• BRIEF A
Reproduce the rows below verbatim, beginning with the very first row and going on through the line that contains "The latch bar 99 is at (617, 543).", with both of those lines included.

─── PAGE TEXT ───

Ponytail is four years old. She lives down the road with her mother, her eight-year-old brother, and a baby brother. Her two older siblings and her father are sometimes there and sometimes not. Every afternoon after school, she and her brother knock on our door and ask to come in and play. Sometimes she brings her doll.
19 comments:
I have enjoyed your blog for years. But I have never liked the fact that you call your children's friends "extra". Or in this case, your own friends. It makes these kids merely extras on the stage of your own full, perfect, wonderful life. In their own lives, they are the stars. Please consider this.
--Diana
Wow, Diana, I've never gotten that from Jo(e)'s blog at all. The "extras" are extra-ordinary. It's clear from the way Jo(e) writes about them that they are an integral part of her life.
I've always read "extra" as "bonus, special, even more and better than I imagined." Like the Cajun concept of "lagniappe." I also think it respects that they have their own lives, and their own (I think, mostly) families, wherein they are the stars; on the stage of jo(e)'s family life (or this written version of it), they are like the movie stars who come in for a cameo on a TV series, who it's always exciting and intriguing to see.
To change the subject, this post is so sweet and so sad at the same time.
I have always admired how you open up your house to the extended family of your neighborhood. It's made me more generous with our own "extras."
Diana: I've never thought in terms of the way the word "extra" is used on a movie set. In common usage, the word "extra" means "additional."
When people say to me, "Sheesh, how many kids do you have?" I say, "Four. But I've got a lot of extra kids."
In our household, being an "extra" means that you are more than a friend. You are an additional family member. The extras know they are welcome to come over without invitation, rummage through the kitchen for food, take showers, use the outdoor clothing that hangs in the laundry room, sleep overnight, do chores, and generally just behave as members of the household. We began using the word "extra" long before I had a blog, and none of us mean anything insulting by it.
FWIW, I've always taken "extra" to mean children that you consider to be just as special as your own. The fact that they recur so often really indicates how important they are.
But I was going to say what Jodi said. This post is very poignant. Ponytail is very lucky to have you, but I'm sorry her own family isn't apparently so welcoming.
I think that being an extra in jo(e)'s household would be pretty cool. I figured it meant extra as in additional.

─── TASK INPUT ───

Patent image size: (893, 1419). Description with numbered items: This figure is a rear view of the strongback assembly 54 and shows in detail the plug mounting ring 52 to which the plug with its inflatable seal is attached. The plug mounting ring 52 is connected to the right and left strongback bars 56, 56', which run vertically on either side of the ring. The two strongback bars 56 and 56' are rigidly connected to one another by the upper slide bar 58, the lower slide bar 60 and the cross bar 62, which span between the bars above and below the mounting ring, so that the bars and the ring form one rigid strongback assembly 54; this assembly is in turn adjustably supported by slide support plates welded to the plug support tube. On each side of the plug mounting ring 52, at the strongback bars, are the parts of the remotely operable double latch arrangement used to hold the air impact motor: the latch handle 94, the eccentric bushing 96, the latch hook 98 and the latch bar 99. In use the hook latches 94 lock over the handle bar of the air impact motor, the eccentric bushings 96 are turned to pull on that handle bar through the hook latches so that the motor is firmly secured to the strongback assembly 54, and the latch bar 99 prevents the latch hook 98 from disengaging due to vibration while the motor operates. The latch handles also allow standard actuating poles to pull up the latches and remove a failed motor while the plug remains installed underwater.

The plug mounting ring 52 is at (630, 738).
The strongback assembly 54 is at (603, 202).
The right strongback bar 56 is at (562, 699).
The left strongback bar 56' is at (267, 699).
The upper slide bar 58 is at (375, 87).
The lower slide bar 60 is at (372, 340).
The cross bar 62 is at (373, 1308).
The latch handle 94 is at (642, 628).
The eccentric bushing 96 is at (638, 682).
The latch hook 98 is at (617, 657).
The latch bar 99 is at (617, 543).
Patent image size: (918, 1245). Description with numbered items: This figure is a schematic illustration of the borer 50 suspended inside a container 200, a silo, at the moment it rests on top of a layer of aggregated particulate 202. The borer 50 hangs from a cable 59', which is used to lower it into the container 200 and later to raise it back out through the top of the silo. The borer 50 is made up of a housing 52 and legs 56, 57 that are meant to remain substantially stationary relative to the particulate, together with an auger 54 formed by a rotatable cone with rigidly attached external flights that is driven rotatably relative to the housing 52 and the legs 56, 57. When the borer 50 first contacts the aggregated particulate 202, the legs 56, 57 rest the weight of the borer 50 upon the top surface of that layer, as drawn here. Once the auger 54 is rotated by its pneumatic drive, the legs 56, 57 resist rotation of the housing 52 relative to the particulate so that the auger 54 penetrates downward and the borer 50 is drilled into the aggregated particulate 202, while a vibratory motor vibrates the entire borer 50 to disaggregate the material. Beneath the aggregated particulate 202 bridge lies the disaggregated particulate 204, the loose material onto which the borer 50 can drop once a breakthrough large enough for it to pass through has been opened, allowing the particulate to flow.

───

• BRIEF B
Write the next part of the blog post about Ponytail and its comment thread above, picking up after its final comment.

• EXERCISE RESPONSE A
Patent image size: (893, 1419). Description with numbered items: This figure is a rear view of the strongback assembly 54 and shows in detail the plug mounting ring 52 to which the plug with its inflatable seal is attached. The plug mounting ring 52 is connected to the right and left strongback bars 56, 56', which run vertically on either side of the ring. The two strongback bars 56 and 56' are rigidly connected to one another by the upper slide bar 58, the lower slide bar 60 and the cross bar 62, which span between the bars above and below the mounting ring, so that the bars and the ring form one rigid strongback assembly 54; this assembly is in turn adjustably supported by slide support plates welded to the plug support tube. On each side of the plug mounting ring 52, at the strongback bars, are the parts of the remotely operable double latch arrangement used to hold the air impact motor: the latch handle 94, the eccentric bushing 96, the latch hook 98 and the latch bar 99. In use the hook latches 94 lock over the handle bar of the air impact motor, the eccentric bushings 96 are turned to pull on that handle bar through the hook latches so that the motor is firmly secured to the strongback assembly 54, and the latch bar 99 prevents the latch hook 98 from disengaging due to vibration while the motor operates. The latch handles also allow standard actuating poles to pull up the latches and remove a failed motor while the plug remains installed underwater.

The plug mounting ring 52 is at (630, 738).
The strongback assembly 54 is at (603, 202).
The right strongback bar 56 is at (562, 699).
The left strongback bar 56' is at (267, 699).
The upper slide bar 58 is at (375, 87).
The lower slide bar 60 is at (372, 340).
The cross bar 62 is at (373, 1308).
The latch handle 94 is at (642, 628).
The eccentric bushing 96 is at (638, 682).
The latch hook 98 is at (617, 657).
The latch bar 99 is at (617, 543).

• EXERCISE RESPONSE B
Lovely picture - is that your back garden?
It looks like Ponytail is taking advantage of the outdoor clothing in the laundry room -- those big boots cannot be her own! This is a great photo, I love the mist you get in your woods.
For the record, I have always interpreted the term "extras" as a badge of honor, an affectionate way of acknowledging the special place these kids have in your family.
bsouth: It's the woods behind my house.
Berrybird: (laughing) You're right! The boots are way too big, but they are the smallest pair we have.
Those kids are lucky to have a welcoming neighbor like you. But it also must be nice for you to have little ones around again. I get the impression that they're enriching your life as much as the reverse.
The term “extra” may be from the old country, when I grew up visitors were often called extras as in “Set two more places at the table, we are having extras”. This applied to anyone, even family who were stopping by.
Ok, cool. I'll just have to change my way of reading. Never a bad thing. --Diana
i always took "extra" to mean "extra special" and that the kids so designated were treated as family.
it is really lovely that you have this relationship with ponytail and her brother. i was an "extra" with the families of 2 friends, who lived across the street from each other -- and although it has been over 30 years since those days, i love and appreciate those families more than i can describe.
they did not ask why i needed to be there so much, which is good, because i could not have told. nor did they require "reciprocal invitations," which i could not have given. they are families of my heart.
Jennifer: Yes, you're right. It's fun to have little kids around again.
Cranky Old Man: Yep. That's how I've heard the word used.
Diana: Thanks for coming back to read the comments.
Kathy A: More than anything, kids choose to be "extras" at my house. And everyone benefits.
Hi Jo(e)-
We always had 'extras' when my kids were growing up. In our house, the rule was the first time you were here, you were a 'guest'. We would show you where the drinks, snacks, food, etc. etc. etc. were. The second and subsequent times, if you were hungry, thirsty, tired, bored, whatever, go for it.
Most of the 'extras' called me 'mom' within a few visits.
My kids are now 35, 30 and 26. I miss the extras! *sigh*
Deb
Being an "extra" after my mother died was one of the things that helped me get through adolescence alive. If not for the generosity of some of my friends' families, I would not have made it to twenty.
The more I stare at this photo, the more haunting I find it to be. I think it's the mist in the background and the doll that does it. It's very sweet though, and I can only imagine how it puts a smile on your face to have a cute little girl knock on your door, asking to play.
AAAAAAAAWWWWWWWWWW THAT IS SO CUTE LOL THAT IS WHAT I CALL ADORABLE I BET THE LIL GIRL HAS NO ONE TO PLAY WITH AND I WOULDNT MIND LETTING MY KIDS PLAY WITH HER :-)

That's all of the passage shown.